> [Dataset items]
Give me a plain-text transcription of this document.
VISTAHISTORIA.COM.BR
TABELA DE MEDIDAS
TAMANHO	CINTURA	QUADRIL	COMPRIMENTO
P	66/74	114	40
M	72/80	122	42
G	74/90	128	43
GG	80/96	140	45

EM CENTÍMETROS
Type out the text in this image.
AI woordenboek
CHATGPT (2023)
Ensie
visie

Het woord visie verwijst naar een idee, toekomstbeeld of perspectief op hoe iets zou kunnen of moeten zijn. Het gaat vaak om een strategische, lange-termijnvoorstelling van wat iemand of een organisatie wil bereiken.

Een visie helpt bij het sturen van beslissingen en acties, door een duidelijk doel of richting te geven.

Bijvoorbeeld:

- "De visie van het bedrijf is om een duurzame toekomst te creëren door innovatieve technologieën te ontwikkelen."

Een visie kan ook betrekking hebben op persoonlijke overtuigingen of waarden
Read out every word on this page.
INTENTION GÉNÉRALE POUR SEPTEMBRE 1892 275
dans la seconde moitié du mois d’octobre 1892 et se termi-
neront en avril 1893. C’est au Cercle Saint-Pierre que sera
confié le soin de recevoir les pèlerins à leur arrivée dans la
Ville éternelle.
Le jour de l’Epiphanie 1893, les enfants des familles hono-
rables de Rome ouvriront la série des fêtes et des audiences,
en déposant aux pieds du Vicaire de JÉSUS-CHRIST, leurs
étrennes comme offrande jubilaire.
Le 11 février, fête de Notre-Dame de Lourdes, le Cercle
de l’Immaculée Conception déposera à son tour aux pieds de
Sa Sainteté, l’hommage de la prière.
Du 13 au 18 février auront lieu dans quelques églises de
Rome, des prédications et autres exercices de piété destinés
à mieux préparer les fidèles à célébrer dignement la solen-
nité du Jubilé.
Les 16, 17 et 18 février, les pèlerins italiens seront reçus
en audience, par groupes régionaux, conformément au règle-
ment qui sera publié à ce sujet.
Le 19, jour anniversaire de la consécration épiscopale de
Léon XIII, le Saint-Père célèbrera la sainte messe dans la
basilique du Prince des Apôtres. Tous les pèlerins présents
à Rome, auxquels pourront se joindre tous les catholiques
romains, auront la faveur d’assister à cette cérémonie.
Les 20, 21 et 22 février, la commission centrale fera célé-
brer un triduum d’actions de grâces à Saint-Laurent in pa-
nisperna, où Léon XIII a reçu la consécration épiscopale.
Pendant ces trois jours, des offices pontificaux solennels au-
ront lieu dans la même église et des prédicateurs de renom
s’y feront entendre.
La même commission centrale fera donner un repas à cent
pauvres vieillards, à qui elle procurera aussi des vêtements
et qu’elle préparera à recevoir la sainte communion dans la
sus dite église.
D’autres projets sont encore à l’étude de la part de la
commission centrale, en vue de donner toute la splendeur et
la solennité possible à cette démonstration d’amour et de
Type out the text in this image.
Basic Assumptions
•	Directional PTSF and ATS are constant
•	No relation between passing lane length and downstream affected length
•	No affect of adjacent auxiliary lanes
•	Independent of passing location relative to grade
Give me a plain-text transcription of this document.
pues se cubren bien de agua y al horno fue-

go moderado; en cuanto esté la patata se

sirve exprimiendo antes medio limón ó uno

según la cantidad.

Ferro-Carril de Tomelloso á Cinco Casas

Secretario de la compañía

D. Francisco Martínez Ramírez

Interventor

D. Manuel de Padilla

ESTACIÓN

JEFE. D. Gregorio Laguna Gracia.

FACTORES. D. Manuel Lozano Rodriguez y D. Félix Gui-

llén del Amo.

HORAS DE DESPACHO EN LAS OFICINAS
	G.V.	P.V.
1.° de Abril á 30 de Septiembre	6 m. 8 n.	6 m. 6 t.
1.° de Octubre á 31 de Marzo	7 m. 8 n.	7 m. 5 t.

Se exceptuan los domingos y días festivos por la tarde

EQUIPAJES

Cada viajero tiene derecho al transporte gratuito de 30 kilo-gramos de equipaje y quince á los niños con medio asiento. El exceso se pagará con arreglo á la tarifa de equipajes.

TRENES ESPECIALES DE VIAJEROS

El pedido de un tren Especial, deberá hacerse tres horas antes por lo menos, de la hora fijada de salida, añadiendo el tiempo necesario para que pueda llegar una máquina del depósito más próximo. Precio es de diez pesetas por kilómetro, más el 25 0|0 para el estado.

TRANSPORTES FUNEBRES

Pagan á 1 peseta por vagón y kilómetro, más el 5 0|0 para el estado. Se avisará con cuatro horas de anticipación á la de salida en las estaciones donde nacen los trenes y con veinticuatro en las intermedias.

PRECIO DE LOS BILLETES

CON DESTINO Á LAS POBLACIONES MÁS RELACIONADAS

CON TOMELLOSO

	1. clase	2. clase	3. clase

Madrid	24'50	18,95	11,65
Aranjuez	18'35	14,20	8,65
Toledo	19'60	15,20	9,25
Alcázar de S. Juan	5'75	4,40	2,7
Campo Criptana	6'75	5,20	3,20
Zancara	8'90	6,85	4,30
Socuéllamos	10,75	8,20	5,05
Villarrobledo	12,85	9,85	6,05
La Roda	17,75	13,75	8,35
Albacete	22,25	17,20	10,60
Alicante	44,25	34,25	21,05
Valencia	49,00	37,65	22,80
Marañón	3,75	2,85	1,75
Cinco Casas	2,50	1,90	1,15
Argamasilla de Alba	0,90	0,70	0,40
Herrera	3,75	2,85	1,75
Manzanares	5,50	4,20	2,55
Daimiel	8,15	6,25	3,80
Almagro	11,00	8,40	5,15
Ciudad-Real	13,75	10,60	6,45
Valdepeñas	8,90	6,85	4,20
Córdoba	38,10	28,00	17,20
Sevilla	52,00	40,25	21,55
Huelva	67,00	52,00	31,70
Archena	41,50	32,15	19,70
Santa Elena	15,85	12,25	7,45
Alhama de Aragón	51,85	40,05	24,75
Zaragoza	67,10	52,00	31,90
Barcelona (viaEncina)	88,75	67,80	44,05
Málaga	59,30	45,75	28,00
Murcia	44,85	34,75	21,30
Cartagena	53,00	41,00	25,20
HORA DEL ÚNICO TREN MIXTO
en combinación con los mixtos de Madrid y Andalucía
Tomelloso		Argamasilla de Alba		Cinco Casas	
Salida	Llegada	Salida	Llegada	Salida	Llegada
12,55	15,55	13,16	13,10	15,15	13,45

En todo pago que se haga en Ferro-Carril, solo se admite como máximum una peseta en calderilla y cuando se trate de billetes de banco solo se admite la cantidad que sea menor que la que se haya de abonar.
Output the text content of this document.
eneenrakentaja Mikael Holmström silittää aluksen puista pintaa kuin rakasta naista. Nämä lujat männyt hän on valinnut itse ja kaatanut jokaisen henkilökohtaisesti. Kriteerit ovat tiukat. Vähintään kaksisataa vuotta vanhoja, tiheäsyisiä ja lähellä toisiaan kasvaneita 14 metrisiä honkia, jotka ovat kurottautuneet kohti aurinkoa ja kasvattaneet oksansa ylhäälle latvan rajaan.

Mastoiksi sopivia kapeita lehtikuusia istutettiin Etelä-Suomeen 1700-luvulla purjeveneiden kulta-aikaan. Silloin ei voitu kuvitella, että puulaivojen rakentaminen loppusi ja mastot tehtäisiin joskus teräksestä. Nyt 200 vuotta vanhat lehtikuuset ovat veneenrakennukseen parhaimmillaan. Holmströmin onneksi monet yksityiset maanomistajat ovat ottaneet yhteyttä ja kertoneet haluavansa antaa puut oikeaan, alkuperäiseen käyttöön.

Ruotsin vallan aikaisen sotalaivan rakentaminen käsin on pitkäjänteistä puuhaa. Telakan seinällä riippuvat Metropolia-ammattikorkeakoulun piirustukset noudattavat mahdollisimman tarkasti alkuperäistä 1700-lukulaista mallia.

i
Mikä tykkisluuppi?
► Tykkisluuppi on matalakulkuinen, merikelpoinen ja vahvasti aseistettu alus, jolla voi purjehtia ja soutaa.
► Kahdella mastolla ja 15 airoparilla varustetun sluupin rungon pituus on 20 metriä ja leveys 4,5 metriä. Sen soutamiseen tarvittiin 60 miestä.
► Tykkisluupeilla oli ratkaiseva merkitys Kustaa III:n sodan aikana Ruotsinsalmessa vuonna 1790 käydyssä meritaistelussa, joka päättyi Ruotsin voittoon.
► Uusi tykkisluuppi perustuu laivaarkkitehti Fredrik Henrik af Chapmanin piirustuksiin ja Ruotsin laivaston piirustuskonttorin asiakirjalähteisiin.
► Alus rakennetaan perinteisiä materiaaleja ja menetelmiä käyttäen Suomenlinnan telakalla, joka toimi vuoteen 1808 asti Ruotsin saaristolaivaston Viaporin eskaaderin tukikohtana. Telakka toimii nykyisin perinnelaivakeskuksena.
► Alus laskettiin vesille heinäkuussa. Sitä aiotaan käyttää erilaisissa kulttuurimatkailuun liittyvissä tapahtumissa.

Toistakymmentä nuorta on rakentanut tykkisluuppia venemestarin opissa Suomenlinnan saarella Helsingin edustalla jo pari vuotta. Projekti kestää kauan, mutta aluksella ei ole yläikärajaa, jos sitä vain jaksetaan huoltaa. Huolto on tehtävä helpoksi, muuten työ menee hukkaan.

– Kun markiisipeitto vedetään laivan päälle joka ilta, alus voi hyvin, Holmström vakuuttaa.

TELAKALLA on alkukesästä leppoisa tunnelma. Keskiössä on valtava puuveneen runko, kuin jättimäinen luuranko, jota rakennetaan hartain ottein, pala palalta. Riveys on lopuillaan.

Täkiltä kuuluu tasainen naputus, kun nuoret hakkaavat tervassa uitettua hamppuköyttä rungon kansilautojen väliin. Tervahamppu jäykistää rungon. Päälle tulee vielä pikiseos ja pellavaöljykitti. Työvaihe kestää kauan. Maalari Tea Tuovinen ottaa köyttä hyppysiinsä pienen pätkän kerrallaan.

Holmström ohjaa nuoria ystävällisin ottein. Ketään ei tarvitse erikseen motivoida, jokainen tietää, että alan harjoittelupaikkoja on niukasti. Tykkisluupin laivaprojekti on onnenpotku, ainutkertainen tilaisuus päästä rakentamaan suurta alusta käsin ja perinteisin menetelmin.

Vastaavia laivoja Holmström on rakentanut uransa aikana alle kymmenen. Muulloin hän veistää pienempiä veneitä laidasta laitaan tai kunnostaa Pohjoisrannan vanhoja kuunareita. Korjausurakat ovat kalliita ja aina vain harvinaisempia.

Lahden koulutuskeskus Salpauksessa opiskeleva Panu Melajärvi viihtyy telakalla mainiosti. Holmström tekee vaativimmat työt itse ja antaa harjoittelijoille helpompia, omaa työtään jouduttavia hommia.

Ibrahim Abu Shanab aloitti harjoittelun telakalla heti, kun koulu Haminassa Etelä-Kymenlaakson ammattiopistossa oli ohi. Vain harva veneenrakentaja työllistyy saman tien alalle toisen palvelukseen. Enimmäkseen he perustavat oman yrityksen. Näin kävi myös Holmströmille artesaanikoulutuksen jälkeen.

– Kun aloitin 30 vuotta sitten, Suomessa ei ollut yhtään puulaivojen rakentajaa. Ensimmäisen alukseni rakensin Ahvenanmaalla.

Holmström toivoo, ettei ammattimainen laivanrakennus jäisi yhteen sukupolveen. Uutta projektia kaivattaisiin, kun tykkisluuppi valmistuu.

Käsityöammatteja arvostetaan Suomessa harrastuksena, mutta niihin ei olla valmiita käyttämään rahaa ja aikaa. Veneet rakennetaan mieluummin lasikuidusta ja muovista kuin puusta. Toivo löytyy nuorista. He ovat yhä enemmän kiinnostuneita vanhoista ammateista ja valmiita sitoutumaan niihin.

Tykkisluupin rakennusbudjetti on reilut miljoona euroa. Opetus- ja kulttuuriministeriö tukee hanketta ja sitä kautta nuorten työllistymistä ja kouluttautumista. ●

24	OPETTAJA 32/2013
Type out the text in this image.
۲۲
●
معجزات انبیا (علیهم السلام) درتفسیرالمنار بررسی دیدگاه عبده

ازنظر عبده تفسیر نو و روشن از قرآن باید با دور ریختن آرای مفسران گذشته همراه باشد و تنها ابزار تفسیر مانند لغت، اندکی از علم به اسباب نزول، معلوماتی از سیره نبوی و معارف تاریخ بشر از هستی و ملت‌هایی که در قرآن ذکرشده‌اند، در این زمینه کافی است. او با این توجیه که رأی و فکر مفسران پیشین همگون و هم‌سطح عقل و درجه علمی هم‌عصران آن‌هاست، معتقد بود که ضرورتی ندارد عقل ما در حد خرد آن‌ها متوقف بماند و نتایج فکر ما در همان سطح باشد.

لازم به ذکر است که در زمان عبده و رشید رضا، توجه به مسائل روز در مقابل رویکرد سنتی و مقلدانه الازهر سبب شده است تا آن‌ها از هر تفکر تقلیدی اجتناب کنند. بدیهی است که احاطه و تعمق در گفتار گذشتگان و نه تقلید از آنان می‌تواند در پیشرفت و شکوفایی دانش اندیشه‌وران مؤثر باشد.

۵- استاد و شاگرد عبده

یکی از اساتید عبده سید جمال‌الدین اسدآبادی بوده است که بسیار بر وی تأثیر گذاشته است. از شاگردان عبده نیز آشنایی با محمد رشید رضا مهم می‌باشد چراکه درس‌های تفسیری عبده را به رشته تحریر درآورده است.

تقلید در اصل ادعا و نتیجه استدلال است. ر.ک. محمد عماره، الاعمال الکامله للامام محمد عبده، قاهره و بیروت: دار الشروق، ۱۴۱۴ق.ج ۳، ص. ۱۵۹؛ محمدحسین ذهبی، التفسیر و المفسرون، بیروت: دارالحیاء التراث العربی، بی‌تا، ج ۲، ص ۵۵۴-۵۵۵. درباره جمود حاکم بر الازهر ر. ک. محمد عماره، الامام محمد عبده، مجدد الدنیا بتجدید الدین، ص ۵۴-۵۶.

> [Task directions] Extract every line containing the string "rakentanut" from the material.

> [Final result]
Toistakymmentä nuorta on rakentanut tykkisluuppia venemestarin opissa Suomenlinnan saarella Helsingin edustalla jo pari vuotta. Projekti kestää kauan, mutta aluksella ei ole yläikärajaa, jos sitä vain jaksetaan huoltaa. Huolto on tehtävä helpoksi, muuten työ menee hukkaan.
Vastaavia laivoja Holmström on rakentanut uransa aikana alle kymmenen. Muulloin hän veistää pienempiä veneitä laidasta laitaan tai kunnostaa Pohjoisrannan vanhoja kuunareita. Korjausurakat ovat kalliita ja aina vain harvinaisempia.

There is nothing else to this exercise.